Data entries

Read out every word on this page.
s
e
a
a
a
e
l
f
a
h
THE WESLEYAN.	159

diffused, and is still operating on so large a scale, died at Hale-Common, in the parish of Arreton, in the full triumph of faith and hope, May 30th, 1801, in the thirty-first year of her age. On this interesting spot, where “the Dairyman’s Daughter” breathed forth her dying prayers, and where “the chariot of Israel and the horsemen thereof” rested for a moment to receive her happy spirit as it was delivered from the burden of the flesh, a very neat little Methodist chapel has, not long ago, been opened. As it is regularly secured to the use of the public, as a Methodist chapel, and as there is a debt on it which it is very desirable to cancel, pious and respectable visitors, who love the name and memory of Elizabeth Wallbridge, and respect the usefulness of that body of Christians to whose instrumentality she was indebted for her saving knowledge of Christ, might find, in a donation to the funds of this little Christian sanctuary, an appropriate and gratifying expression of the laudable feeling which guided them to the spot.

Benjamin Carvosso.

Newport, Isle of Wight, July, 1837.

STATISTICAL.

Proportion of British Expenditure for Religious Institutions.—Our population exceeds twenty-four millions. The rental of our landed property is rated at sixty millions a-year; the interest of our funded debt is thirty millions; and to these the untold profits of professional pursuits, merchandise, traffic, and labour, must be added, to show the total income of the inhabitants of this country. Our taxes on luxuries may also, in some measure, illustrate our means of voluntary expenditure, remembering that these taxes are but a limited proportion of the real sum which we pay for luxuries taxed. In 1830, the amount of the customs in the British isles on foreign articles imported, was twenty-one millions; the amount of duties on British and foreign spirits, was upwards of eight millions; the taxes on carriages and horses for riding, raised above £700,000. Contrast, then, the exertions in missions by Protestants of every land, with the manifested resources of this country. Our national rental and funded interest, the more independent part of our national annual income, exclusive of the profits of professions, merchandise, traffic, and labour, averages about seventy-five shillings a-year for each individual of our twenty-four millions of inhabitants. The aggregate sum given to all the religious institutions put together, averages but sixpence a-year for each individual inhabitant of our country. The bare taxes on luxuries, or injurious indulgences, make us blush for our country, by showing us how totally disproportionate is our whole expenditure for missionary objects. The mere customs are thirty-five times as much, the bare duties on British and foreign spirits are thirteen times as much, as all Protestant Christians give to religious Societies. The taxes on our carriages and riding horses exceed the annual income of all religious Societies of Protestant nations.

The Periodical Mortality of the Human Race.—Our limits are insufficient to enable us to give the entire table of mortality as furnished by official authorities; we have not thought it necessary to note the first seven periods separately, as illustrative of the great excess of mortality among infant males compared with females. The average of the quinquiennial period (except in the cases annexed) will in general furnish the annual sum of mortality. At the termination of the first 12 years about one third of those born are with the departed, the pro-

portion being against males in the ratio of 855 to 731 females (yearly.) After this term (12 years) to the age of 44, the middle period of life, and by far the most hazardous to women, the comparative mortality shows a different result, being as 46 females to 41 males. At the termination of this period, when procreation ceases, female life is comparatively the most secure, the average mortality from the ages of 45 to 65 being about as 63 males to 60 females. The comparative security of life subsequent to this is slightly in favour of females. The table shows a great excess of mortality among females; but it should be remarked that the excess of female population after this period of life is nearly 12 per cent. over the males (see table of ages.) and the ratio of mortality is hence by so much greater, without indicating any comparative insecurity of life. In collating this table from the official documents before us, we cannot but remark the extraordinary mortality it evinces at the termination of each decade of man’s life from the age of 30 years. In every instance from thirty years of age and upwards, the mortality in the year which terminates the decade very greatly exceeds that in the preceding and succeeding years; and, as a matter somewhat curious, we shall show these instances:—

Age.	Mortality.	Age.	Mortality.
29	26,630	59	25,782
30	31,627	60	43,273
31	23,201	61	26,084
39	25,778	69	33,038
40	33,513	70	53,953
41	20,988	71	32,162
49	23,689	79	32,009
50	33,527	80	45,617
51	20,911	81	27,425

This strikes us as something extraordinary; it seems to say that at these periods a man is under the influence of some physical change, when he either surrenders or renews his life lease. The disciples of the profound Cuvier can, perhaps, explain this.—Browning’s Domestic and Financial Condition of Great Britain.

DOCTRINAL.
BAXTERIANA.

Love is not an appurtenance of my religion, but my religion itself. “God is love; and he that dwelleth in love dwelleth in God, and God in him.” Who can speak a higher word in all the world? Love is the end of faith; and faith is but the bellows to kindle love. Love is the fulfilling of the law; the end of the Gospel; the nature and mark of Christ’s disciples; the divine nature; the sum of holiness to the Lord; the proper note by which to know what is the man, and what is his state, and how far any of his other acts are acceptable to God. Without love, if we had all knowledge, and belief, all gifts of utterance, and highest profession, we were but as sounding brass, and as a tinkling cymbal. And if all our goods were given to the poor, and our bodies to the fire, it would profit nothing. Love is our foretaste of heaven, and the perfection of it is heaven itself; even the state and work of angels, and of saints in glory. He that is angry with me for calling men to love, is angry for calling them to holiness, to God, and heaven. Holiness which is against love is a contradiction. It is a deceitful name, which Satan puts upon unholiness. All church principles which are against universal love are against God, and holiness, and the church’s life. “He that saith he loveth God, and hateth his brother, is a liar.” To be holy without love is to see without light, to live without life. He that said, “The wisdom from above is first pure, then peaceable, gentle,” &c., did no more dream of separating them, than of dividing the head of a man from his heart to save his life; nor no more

## SET PROBLEM:
Print again each line of the listing above, exactly as it appears.

## SOLUTION BELOW:
Read out every word on this page.
s
e
a
a
a
e
l
f
a
h
THE WESLEYAN.	159

diffused, and is still operating on so large a scale, died at Hale-Common, in the parish of Arreton, in the full triumph of faith and hope, May 30th, 1801, in the thirty-first year of her age. On this interesting spot, where “the Dairyman’s Daughter” breathed forth her dying prayers, and where “the chariot of Israel and the horsemen thereof” rested for a moment to receive her happy spirit as it was delivered from the burden of the flesh, a very neat little Methodist chapel has, not long ago, been opened. As it is regularly secured to the use of the public, as a Methodist chapel, and as there is a debt on it which it is very desirable to cancel, pious and respectable visitors, who love the name and memory of Elizabeth Wallbridge, and respect the usefulness of that body of Christians to whose instrumentality she was indebted for her saving knowledge of Christ, might find, in a donation to the funds of this little Christian sanctuary, an appropriate and gratifying expression of the laudable feeling which guided them to the spot.

Benjamin Carvosso.

Newport, Isle of Wight, July, 1837.

STATISTICAL.

Proportion of British Expenditure for Religious Institutions.—Our population exceeds twenty-four millions. The rental of our landed property is rated at sixty millions a-year; the interest of our funded debt is thirty millions; and to these the untold profits of professional pursuits, merchandise, traffic, and labour, must be added, to show the total income of the inhabitants of this country. Our taxes on luxuries may also, in some measure, illustrate our means of voluntary expenditure, remembering that these taxes are but a limited proportion of the real sum which we pay for luxuries taxed. In 1830, the amount of the customs in the British isles on foreign articles imported, was twenty-one millions; the amount of duties on British and foreign spirits, was upwards of eight millions; the taxes on carriages and horses for riding, raised above £700,000. Contrast, then, the exertions in missions by Protestants of every land, with the manifested resources of this country. Our national rental and funded interest, the more independent part of our national annual income, exclusive of the profits of professions, merchandise, traffic, and labour, averages about seventy-five shillings a-year for each individual of our twenty-four millions of inhabitants. The aggregate sum given to all the religious institutions put together, averages but sixpence a-year for each individual inhabitant of our country. The bare taxes on luxuries, or injurious indulgences, make us blush for our country, by showing us how totally disproportionate is our whole expenditure for missionary objects. The mere customs are thirty-five times as much, the bare duties on British and foreign spirits are thirteen times as much, as all Protestant Christians give to religious Societies. The taxes on our carriages and riding horses exceed the annual income of all religious Societies of Protestant nations.

The Periodical Mortality of the Human Race.—Our limits are insufficient to enable us to give the entire table of mortality as furnished by official authorities; we have not thought it necessary to note the first seven periods separately, as illustrative of the great excess of mortality among infant males compared with females. The average of the quinquiennial period (except in the cases annexed) will in general furnish the annual sum of mortality. At the termination of the first 12 years about one third of those born are with the departed, the pro-

portion being against males in the ratio of 855 to 731 females (yearly.) After this term (12 years) to the age of 44, the middle period of life, and by far the most hazardous to women, the comparative mortality shows a different result, being as 46 females to 41 males. At the termination of this period, when procreation ceases, female life is comparatively the most secure, the average mortality from the ages of 45 to 65 being about as 63 males to 60 females. The comparative security of life subsequent to this is slightly in favour of females. The table shows a great excess of mortality among females; but it should be remarked that the excess of female population after this period of life is nearly 12 per cent. over the males (see table of ages.) and the ratio of mortality is hence by so much greater, without indicating any comparative insecurity of life. In collating this table from the official documents before us, we cannot but remark the extraordinary mortality it evinces at the termination of each decade of man’s life from the age of 30 years. In every instance from thirty years of age and upwards, the mortality in the year which terminates the decade very greatly exceeds that in the preceding and succeeding years; and, as a matter somewhat curious, we shall show these instances:—

Age.	Mortality.	Age.	Mortality.
29	26,630	59	25,782
30	31,627	60	43,273
31	23,201	61	26,084
39	25,778	69	33,038
40	33,513	70	53,953
41	20,988	71	32,162
49	23,689	79	32,009
50	33,527	80	45,617
51	20,911	81	27,425

This strikes us as something extraordinary; it seems to say that at these periods a man is under the influence of some physical change, when he either surrenders or renews his life lease. The disciples of the profound Cuvier can, perhaps, explain this.—Browning’s Domestic and Financial Condition of Great Britain.

DOCTRINAL.
BAXTERIANA.

Love is not an appurtenance of my religion, but my religion itself. “God is love; and he that dwelleth in love dwelleth in God, and God in him.” Who can speak a higher word in all the world? Love is the end of faith; and faith is but the bellows to kindle love. Love is the fulfilling of the law; the end of the Gospel; the nature and mark of Christ’s disciples; the divine nature; the sum of holiness to the Lord; the proper note by which to know what is the man, and what is his state, and how far any of his other acts are acceptable to God. Without love, if we had all knowledge, and belief, all gifts of utterance, and highest profession, we were but as sounding brass, and as a tinkling cymbal. And if all our goods were given to the poor, and our bodies to the fire, it would profit nothing. Love is our foretaste of heaven, and the perfection of it is heaven itself; even the state and work of angels, and of saints in glory. He that is angry with me for calling men to love, is angry for calling them to holiness, to God, and heaven. Holiness which is against love is a contradiction. It is a deceitful name, which Satan puts upon unholiness. All church principles which are against universal love are against God, and holiness, and the church’s life. “He that saith he loveth God, and hateth his brother, is a liar.” To be holy without love is to see without light, to live without life. He that said, “The wisdom from above is first pure, then peaceable, gentle,” &c., did no more dream of separating them, than of dividing the head of a man from his heart to save his life; nor no more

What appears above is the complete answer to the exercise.